* [SHORT TASK] Take from the listing each line that has the string "name".

* [INPUT ROWS]

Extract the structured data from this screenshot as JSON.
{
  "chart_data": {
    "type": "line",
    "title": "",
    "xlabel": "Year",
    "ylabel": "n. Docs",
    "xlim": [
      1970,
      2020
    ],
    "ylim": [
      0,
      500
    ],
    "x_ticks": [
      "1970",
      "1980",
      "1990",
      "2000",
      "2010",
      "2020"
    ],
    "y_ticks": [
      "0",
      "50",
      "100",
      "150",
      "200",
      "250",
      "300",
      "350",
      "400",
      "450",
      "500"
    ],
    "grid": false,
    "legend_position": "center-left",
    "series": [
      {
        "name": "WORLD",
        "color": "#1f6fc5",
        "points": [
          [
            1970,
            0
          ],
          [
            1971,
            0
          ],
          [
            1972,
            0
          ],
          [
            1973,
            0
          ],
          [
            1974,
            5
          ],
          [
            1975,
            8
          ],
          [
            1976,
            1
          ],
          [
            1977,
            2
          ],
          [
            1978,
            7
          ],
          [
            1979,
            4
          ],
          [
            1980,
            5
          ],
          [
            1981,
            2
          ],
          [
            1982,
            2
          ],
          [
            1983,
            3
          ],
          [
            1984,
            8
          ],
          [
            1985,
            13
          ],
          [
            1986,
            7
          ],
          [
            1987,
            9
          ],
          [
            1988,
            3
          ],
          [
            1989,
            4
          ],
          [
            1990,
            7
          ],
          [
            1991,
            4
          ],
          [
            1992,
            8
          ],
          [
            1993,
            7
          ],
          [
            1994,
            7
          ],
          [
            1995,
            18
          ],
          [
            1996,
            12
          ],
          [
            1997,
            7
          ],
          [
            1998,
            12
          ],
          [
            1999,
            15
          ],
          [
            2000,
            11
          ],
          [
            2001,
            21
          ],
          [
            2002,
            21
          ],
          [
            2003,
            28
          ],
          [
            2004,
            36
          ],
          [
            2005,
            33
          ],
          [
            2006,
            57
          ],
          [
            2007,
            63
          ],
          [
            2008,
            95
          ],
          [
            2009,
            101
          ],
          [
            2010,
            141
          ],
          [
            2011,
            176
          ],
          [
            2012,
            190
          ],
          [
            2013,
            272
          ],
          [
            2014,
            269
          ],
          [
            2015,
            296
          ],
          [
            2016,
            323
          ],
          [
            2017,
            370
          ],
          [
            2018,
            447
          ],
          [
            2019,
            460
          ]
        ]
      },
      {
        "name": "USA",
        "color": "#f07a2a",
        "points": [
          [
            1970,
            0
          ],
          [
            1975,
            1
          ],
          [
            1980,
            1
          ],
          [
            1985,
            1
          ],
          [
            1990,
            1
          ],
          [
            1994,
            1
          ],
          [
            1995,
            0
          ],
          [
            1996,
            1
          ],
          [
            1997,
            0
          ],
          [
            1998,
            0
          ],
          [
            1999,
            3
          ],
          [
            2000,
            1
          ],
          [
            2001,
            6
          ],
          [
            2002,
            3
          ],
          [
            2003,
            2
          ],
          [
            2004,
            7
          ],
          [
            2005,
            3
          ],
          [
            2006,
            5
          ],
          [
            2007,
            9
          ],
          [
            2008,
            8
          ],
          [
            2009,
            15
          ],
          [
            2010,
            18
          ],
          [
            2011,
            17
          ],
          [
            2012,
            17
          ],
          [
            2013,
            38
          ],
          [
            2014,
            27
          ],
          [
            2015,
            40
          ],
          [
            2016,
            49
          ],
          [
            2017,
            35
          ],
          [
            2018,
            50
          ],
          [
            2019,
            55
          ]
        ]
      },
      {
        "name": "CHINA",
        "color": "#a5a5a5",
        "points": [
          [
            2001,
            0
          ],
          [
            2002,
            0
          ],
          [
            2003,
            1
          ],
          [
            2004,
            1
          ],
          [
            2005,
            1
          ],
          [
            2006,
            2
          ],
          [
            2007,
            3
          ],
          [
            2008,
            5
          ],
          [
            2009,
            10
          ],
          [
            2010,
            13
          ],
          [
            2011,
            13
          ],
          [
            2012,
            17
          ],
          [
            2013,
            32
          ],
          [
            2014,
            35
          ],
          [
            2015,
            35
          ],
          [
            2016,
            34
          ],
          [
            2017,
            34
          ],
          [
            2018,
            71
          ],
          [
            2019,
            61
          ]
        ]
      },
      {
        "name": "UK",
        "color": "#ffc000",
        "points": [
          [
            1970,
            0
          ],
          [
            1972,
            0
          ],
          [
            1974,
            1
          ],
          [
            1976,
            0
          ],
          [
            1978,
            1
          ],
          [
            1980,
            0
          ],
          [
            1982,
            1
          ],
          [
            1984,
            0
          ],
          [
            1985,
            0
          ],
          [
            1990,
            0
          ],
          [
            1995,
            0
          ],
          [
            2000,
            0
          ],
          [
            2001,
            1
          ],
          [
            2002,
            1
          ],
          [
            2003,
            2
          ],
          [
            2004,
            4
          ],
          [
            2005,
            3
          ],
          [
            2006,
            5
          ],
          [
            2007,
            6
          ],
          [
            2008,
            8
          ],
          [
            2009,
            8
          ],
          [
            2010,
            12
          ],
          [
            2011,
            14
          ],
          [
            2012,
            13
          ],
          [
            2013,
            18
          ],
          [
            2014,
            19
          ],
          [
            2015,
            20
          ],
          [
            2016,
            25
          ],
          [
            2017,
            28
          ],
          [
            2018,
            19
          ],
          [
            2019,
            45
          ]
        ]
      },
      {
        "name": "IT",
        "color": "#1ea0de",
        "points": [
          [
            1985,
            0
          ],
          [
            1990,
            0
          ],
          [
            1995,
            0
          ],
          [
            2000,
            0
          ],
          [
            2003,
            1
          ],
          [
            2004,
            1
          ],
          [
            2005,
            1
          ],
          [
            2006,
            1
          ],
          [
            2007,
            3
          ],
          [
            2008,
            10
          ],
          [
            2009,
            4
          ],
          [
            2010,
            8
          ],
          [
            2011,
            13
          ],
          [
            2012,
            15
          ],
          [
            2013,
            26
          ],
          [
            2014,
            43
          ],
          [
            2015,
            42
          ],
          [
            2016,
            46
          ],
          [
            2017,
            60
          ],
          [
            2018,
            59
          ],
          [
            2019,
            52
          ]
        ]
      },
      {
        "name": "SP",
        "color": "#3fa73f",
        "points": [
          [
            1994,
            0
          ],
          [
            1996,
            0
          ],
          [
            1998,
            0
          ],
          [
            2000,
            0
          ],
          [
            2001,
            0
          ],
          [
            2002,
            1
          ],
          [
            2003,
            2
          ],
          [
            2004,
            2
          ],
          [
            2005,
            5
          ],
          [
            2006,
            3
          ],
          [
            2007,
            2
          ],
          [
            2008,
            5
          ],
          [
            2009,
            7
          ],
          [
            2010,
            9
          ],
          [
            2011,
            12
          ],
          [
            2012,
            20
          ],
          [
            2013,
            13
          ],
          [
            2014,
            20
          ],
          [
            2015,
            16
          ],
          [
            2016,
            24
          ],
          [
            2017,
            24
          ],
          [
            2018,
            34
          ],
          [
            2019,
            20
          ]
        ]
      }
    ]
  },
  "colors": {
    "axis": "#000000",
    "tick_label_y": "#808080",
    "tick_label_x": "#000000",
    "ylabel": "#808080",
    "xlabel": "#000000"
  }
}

* [TASK OUTPUT]
        "name": "WORLD",
        "name": "USA",
        "name": "CHINA",
        "name": "UK",
        "name": "IT",
        "name": "SP",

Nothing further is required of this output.